═══ PROVIDED INFORMATION

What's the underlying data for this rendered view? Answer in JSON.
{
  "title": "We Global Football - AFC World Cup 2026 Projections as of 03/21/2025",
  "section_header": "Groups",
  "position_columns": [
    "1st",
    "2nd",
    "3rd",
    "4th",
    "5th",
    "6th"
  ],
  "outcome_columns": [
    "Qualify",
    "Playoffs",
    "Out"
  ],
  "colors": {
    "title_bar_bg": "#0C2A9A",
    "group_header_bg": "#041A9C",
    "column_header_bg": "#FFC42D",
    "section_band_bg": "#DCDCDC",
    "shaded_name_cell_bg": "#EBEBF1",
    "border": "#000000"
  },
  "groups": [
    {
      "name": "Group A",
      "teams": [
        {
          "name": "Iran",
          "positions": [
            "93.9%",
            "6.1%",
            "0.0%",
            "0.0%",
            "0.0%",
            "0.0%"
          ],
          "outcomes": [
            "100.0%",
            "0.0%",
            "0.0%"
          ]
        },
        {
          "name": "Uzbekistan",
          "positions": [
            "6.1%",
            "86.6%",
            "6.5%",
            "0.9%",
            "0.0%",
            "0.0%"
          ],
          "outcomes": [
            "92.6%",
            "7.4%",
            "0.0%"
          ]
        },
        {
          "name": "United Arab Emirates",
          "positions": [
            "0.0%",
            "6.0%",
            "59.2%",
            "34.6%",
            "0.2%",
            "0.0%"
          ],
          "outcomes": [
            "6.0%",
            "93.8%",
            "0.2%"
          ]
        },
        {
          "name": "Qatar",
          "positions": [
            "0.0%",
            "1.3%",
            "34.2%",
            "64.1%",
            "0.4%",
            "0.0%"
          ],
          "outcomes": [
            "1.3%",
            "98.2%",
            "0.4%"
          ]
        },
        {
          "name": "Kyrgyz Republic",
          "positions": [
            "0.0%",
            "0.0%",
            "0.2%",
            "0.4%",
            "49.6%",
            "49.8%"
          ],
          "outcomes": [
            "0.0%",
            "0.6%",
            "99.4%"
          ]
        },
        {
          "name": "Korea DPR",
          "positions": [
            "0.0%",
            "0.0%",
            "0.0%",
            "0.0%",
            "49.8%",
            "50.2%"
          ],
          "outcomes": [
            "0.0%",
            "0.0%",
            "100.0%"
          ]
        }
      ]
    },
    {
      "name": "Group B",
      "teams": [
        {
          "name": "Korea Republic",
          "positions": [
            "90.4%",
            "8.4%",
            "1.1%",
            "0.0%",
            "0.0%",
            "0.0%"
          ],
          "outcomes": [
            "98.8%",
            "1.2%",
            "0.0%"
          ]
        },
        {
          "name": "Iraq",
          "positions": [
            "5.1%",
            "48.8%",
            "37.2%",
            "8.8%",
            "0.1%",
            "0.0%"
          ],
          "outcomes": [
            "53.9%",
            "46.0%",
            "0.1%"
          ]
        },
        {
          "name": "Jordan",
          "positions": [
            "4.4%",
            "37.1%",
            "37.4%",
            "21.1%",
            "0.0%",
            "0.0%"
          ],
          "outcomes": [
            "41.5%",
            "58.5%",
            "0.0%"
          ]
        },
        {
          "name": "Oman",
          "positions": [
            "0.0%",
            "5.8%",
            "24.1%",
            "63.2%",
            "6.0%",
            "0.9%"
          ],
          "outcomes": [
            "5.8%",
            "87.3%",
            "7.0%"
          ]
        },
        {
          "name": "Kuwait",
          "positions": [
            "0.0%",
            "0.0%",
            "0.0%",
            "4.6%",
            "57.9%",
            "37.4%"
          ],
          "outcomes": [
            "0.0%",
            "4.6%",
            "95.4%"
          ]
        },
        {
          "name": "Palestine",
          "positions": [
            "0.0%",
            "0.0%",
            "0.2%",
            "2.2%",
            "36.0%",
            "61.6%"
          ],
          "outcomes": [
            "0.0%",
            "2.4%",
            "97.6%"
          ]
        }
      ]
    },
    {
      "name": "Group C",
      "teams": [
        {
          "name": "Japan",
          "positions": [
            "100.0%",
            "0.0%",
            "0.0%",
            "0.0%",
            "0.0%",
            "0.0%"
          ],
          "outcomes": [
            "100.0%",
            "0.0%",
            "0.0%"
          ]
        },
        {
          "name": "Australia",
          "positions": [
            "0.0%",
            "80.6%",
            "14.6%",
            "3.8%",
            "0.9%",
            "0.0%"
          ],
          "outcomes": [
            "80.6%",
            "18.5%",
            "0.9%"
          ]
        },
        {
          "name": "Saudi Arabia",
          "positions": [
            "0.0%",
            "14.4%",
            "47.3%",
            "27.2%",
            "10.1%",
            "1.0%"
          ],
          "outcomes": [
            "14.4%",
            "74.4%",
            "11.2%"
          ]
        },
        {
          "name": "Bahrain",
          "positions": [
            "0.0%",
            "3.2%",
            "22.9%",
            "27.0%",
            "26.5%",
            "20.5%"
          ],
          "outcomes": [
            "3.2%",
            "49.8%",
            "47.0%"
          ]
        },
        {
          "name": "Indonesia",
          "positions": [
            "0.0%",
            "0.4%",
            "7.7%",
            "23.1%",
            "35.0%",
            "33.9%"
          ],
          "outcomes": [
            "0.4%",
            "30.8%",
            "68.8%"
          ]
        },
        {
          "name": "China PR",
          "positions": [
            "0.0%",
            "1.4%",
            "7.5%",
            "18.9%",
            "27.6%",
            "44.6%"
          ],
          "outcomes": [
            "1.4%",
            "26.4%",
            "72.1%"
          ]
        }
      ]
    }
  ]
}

══════
═══ PROVIDED INFORMATION

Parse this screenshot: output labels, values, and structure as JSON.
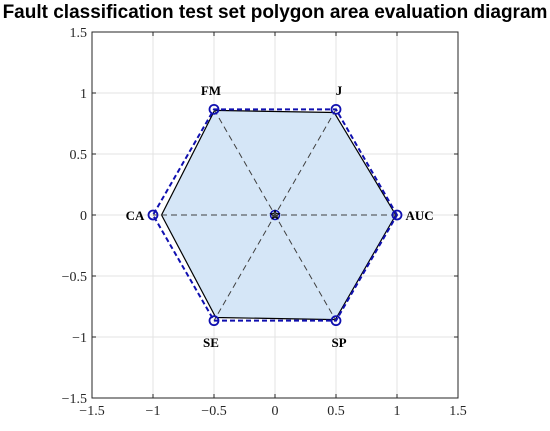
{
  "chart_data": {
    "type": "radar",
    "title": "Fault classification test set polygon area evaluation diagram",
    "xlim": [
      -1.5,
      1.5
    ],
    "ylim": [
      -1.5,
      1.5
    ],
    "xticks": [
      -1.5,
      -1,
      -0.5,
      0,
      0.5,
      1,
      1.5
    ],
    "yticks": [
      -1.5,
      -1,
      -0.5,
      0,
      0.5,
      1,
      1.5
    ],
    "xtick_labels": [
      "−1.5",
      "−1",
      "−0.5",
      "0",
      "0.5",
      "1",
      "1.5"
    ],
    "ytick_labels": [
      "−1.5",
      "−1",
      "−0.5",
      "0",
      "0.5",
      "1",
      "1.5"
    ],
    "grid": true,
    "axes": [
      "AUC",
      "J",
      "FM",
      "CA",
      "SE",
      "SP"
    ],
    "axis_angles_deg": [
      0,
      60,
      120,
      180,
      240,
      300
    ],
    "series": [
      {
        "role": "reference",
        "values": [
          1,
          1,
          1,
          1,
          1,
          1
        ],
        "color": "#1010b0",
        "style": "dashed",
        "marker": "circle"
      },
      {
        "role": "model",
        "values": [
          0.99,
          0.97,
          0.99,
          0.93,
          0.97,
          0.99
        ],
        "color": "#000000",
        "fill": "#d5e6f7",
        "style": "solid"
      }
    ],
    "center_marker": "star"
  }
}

══════

▶ [REQUIREMENTS] Show the lines where the word "this" appears in the entries.

▶ [TASK RESULT]
What's the underlying data for this rendered view? Answer in JSON.
Parse this screenshot: output labels, values, and structure as JSON.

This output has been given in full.